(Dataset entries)

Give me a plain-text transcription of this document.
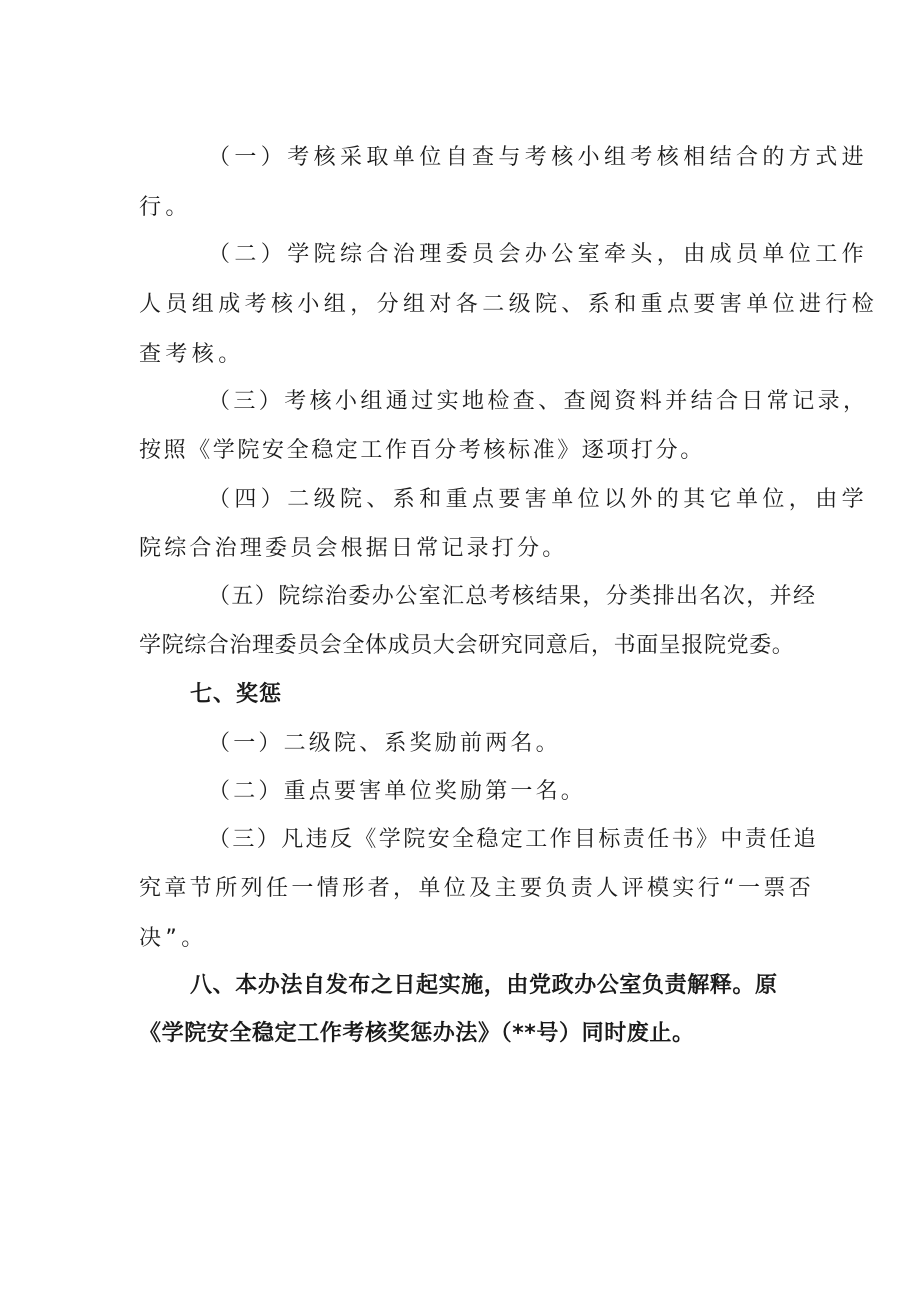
（一）考核采取单位自查与考核小组考核相结合的方式进
行。
（二）学院综合治理委员会办公室牵头，由成员单位工作
人员组成考核小组，分组对各二级院、系和重点要害单位进行检
查考核。
（三）考核小组通过实地检查、查阅资料并结合日常记录，
按照《学院安全稳定工作百分考核标准》逐项打分。
（四）二级院、系和重点要害单位以外的其它单位，由学
院综合治理委员会根据日常记录打分。
（五）院综治委办公室汇总考核结果，分类排出名次，并经
学院综合治理委员会全体成员大会研究同意后，书面呈报院党委。
七、奖惩
（一）二级院、系奖励前两名。
（二）重点要害单位奖励第一名。
（三）凡违反《学院安全稳定工作目标责任书》中责任追
究章节所列任一情形者，单位及主要负责人评模实行“一票否
决”。
八、本办法自发布之日起实施，由党政办公室负责解释。原
《学院安全稳定工作考核奖惩办法》（**号）同时废止。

Goal:
An exact transcription of all the entries is required, without the pictures.

The output:
Give me a plain-text transcription of this document.
（一）考核采取单位自查与考核小组考核相结合的方式进
行。
（二）学院综合治理委员会办公室牵头，由成员单位工作
人员组成考核小组，分组对各二级院、系和重点要害单位进行检
查考核。
（三）考核小组通过实地检查、查阅资料并结合日常记录，
按照《学院安全稳定工作百分考核标准》逐项打分。
（四）二级院、系和重点要害单位以外的其它单位，由学
院综合治理委员会根据日常记录打分。
（五）院综治委办公室汇总考核结果，分类排出名次，并经
学院综合治理委员会全体成员大会研究同意后，书面呈报院党委。
七、奖惩
（一）二级院、系奖励前两名。
（二）重点要害单位奖励第一名。
（三）凡违反《学院安全稳定工作目标责任书》中责任追
究章节所列任一情形者，单位及主要负责人评模实行“一票否
决”。
八、本办法自发布之日起实施，由党政办公室负责解释。原
《学院安全稳定工作考核奖惩办法》（**号）同时废止。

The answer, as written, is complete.